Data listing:
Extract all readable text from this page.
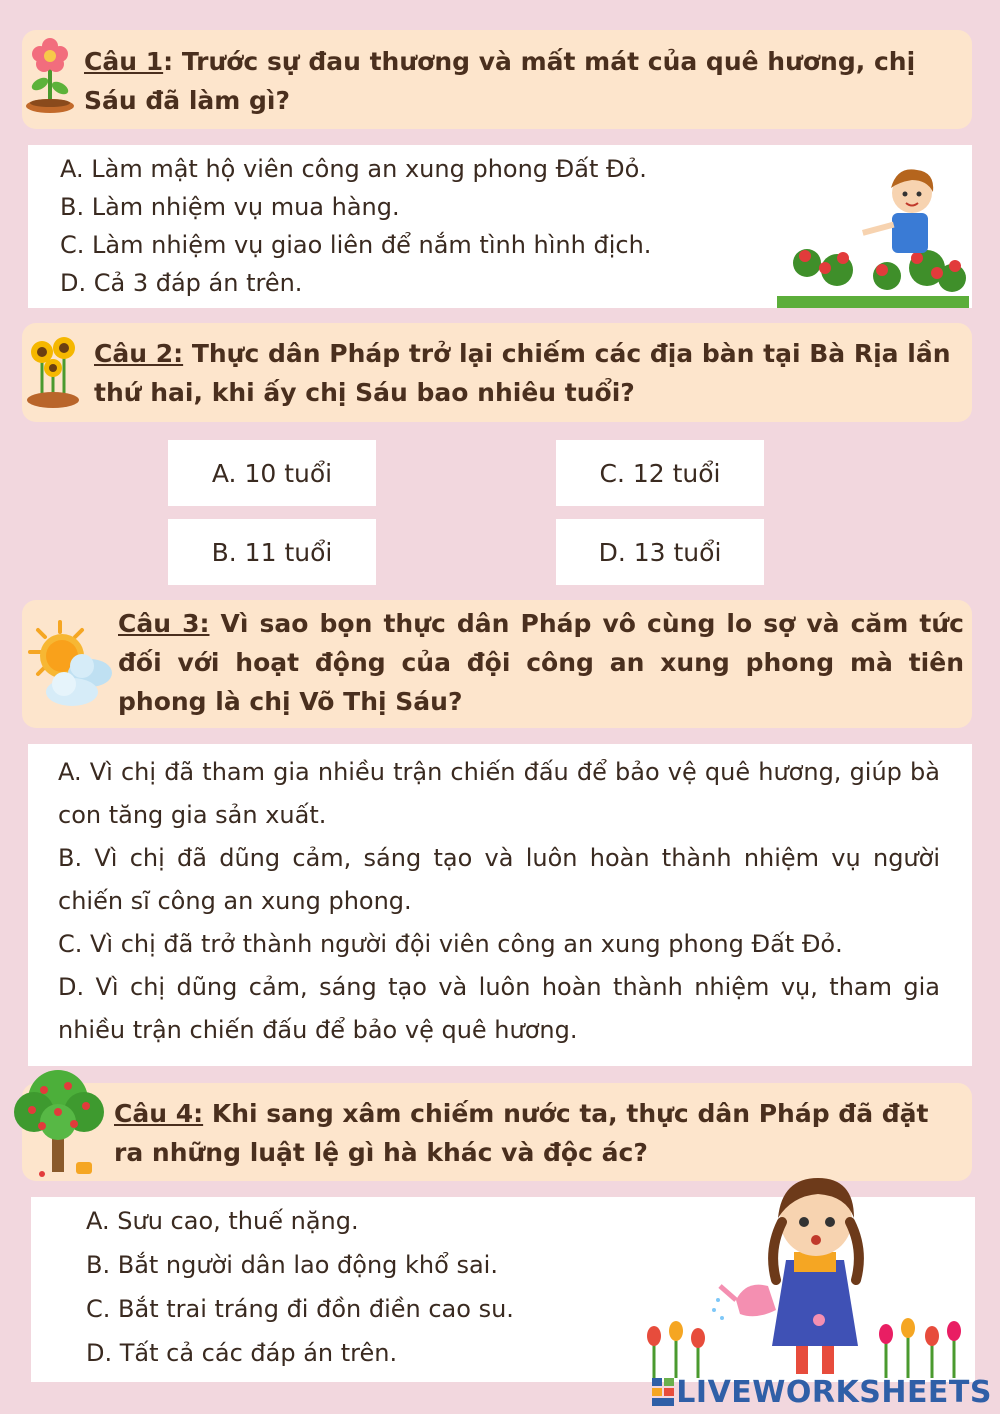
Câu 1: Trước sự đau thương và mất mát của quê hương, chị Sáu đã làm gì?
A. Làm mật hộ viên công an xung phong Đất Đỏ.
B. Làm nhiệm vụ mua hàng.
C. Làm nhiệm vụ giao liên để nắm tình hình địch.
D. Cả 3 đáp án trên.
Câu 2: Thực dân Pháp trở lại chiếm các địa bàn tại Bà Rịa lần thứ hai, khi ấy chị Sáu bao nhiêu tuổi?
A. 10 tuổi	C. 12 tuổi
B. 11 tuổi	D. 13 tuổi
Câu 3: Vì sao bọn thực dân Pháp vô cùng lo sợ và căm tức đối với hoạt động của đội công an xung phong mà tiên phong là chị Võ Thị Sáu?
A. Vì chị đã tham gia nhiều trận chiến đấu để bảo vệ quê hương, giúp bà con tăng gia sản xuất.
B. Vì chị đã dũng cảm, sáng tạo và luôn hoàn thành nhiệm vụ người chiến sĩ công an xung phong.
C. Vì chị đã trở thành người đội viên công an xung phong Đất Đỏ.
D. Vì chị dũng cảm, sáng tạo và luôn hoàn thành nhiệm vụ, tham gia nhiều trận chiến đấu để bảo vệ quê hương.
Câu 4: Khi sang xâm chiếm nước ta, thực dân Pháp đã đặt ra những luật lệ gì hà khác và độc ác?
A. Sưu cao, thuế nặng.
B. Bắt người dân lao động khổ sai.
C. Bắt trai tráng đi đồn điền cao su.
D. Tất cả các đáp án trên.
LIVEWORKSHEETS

--

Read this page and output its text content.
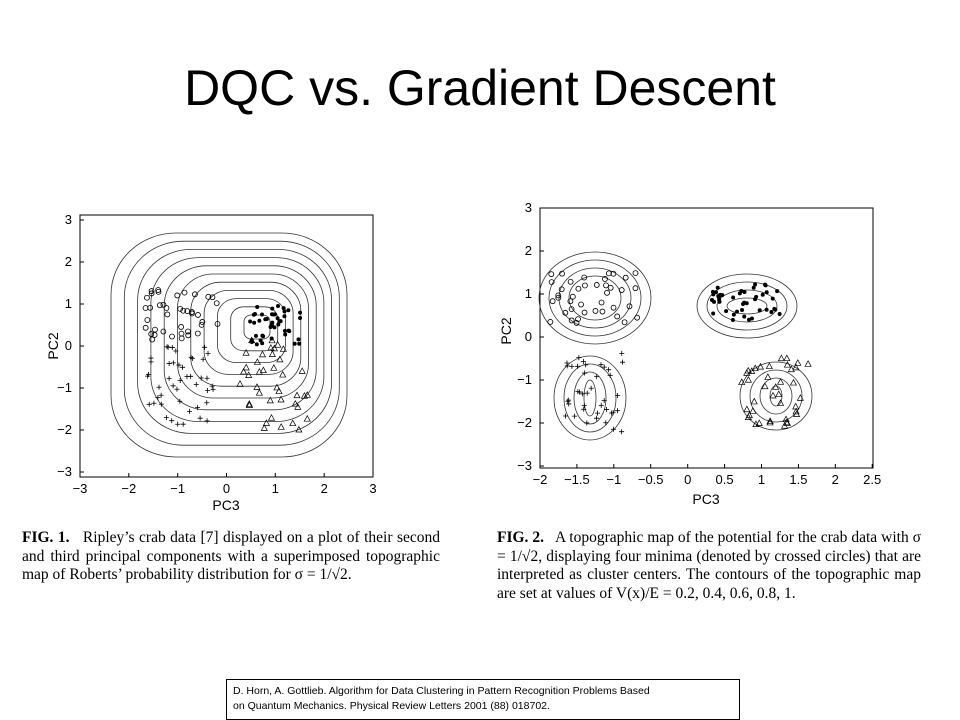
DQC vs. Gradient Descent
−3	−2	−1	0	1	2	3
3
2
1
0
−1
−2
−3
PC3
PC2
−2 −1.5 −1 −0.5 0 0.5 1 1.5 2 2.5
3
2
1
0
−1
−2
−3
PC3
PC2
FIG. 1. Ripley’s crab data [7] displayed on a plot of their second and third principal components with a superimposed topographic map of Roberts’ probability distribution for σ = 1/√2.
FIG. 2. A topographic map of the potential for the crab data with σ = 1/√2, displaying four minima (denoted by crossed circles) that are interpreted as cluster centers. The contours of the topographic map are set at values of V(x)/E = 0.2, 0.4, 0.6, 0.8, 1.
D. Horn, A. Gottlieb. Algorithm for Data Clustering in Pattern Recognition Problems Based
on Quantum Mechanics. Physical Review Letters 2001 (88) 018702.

Requirements :: State the number of lines in the data that include the string "phong", and add nothing else.

Solution to this task :: 4